- YOUR INSTRUCTIONS
Scan the material below for the string "color", and copy every line where it shows up.

- RECORDS SHOWN
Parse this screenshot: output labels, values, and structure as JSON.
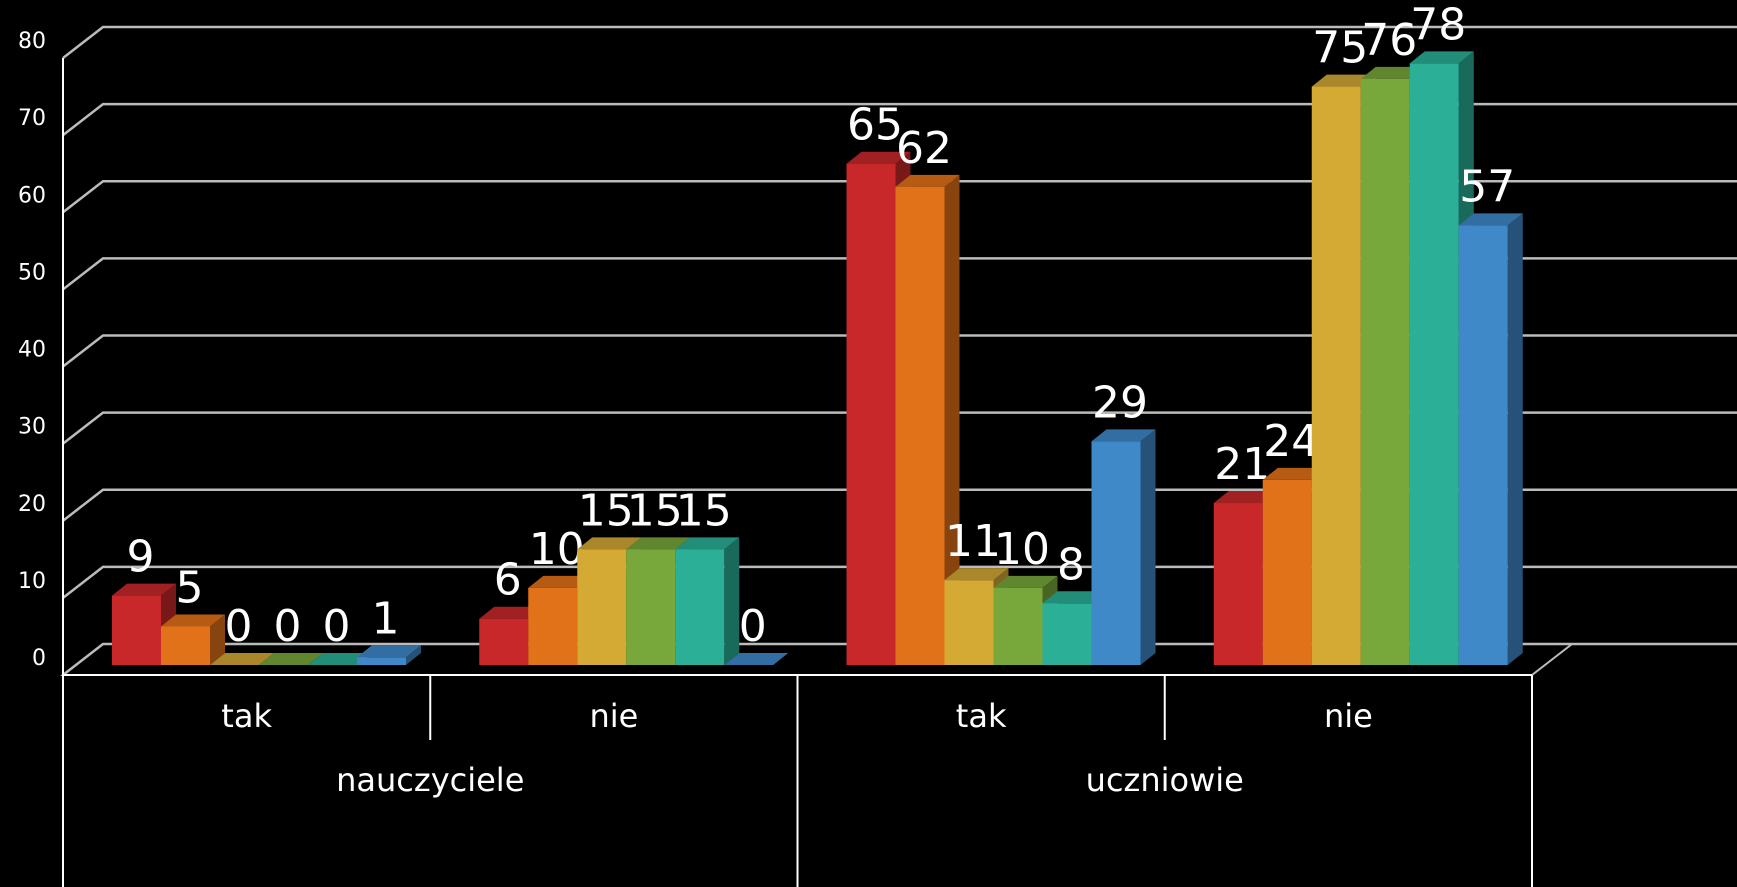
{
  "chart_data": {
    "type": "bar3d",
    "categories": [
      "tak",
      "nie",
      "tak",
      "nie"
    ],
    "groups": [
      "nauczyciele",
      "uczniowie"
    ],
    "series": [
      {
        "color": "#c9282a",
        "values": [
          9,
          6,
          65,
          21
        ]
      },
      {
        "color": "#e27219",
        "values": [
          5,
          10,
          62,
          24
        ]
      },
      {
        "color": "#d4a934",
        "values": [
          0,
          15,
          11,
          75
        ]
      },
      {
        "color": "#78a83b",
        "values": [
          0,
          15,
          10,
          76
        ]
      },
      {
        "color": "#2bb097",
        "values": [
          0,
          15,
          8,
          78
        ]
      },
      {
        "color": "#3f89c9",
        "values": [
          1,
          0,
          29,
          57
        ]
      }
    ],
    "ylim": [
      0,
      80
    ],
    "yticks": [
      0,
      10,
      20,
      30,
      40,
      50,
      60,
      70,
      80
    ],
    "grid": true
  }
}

- FULL ANSWER
        "color": "#c9282a",
        "color": "#e27219",
        "color": "#d4a934",
        "color": "#78a83b",
        "color": "#2bb097",
        "color": "#3f89c9",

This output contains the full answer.